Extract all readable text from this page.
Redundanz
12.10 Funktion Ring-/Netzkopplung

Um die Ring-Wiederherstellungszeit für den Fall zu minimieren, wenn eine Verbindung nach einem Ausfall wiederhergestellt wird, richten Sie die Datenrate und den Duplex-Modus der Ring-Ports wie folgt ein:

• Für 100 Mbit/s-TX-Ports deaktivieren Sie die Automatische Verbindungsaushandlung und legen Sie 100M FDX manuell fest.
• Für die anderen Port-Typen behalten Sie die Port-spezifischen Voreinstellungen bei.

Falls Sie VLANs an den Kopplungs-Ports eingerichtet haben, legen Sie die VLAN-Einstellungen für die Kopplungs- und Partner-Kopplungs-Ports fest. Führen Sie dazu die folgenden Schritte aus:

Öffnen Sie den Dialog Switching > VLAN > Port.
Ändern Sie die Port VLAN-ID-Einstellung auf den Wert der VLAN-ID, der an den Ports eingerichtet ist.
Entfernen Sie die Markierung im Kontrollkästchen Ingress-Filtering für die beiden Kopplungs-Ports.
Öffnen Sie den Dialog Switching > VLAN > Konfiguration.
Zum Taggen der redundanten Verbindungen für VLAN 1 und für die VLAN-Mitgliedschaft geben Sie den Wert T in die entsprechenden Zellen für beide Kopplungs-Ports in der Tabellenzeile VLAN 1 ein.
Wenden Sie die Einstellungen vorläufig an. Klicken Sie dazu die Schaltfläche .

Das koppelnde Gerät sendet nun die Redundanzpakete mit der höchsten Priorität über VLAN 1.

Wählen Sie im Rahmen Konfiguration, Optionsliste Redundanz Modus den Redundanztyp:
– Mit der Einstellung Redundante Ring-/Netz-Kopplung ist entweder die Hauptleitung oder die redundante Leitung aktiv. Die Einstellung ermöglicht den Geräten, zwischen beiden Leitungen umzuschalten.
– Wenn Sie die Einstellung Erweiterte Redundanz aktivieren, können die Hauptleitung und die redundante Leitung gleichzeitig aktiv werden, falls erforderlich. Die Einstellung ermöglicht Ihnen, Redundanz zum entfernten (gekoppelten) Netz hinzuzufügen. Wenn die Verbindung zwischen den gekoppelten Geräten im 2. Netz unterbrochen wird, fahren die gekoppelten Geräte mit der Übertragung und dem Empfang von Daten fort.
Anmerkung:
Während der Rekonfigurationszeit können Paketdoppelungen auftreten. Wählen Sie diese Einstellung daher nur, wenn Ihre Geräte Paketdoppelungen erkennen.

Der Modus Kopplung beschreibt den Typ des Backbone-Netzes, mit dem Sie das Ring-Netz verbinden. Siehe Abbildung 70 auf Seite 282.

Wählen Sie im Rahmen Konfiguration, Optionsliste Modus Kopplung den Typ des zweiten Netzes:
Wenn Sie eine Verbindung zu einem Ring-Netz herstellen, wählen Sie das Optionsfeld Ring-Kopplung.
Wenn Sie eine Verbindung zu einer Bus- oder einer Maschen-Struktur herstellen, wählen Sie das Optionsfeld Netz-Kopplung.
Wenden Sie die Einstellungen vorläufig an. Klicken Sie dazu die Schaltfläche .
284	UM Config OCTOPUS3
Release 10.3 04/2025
•••
#### [What to produce]
Go through the records and print each one exactly.

#### [The answer]
Extract all readable text from this page.
Redundanz
12.10 Funktion Ring-/Netzkopplung

Um die Ring-Wiederherstellungszeit für den Fall zu minimieren, wenn eine Verbindung nach einem Ausfall wiederhergestellt wird, richten Sie die Datenrate und den Duplex-Modus der Ring-Ports wie folgt ein:

• Für 100 Mbit/s-TX-Ports deaktivieren Sie die Automatische Verbindungsaushandlung und legen Sie 100M FDX manuell fest.
• Für die anderen Port-Typen behalten Sie die Port-spezifischen Voreinstellungen bei.

Falls Sie VLANs an den Kopplungs-Ports eingerichtet haben, legen Sie die VLAN-Einstellungen für die Kopplungs- und Partner-Kopplungs-Ports fest. Führen Sie dazu die folgenden Schritte aus:

Öffnen Sie den Dialog Switching > VLAN > Port.
Ändern Sie die Port VLAN-ID-Einstellung auf den Wert der VLAN-ID, der an den Ports eingerichtet ist.
Entfernen Sie die Markierung im Kontrollkästchen Ingress-Filtering für die beiden Kopplungs-Ports.
Öffnen Sie den Dialog Switching > VLAN > Konfiguration.
Zum Taggen der redundanten Verbindungen für VLAN 1 und für die VLAN-Mitgliedschaft geben Sie den Wert T in die entsprechenden Zellen für beide Kopplungs-Ports in der Tabellenzeile VLAN 1 ein.
Wenden Sie die Einstellungen vorläufig an. Klicken Sie dazu die Schaltfläche .

Das koppelnde Gerät sendet nun die Redundanzpakete mit der höchsten Priorität über VLAN 1.

Wählen Sie im Rahmen Konfiguration, Optionsliste Redundanz Modus den Redundanztyp:
– Mit der Einstellung Redundante Ring-/Netz-Kopplung ist entweder die Hauptleitung oder die redundante Leitung aktiv. Die Einstellung ermöglicht den Geräten, zwischen beiden Leitungen umzuschalten.
– Wenn Sie die Einstellung Erweiterte Redundanz aktivieren, können die Hauptleitung und die redundante Leitung gleichzeitig aktiv werden, falls erforderlich. Die Einstellung ermöglicht Ihnen, Redundanz zum entfernten (gekoppelten) Netz hinzuzufügen. Wenn die Verbindung zwischen den gekoppelten Geräten im 2. Netz unterbrochen wird, fahren die gekoppelten Geräte mit der Übertragung und dem Empfang von Daten fort.
Anmerkung:
Während der Rekonfigurationszeit können Paketdoppelungen auftreten. Wählen Sie diese Einstellung daher nur, wenn Ihre Geräte Paketdoppelungen erkennen.

Der Modus Kopplung beschreibt den Typ des Backbone-Netzes, mit dem Sie das Ring-Netz verbinden. Siehe Abbildung 70 auf Seite 282.

Wählen Sie im Rahmen Konfiguration, Optionsliste Modus Kopplung den Typ des zweiten Netzes:
Wenn Sie eine Verbindung zu einem Ring-Netz herstellen, wählen Sie das Optionsfeld Ring-Kopplung.
Wenn Sie eine Verbindung zu einer Bus- oder einer Maschen-Struktur herstellen, wählen Sie das Optionsfeld Netz-Kopplung.
Wenden Sie die Einstellungen vorläufig an. Klicken Sie dazu die Schaltfläche .
284	UM Config OCTOPUS3
Release 10.3 04/2025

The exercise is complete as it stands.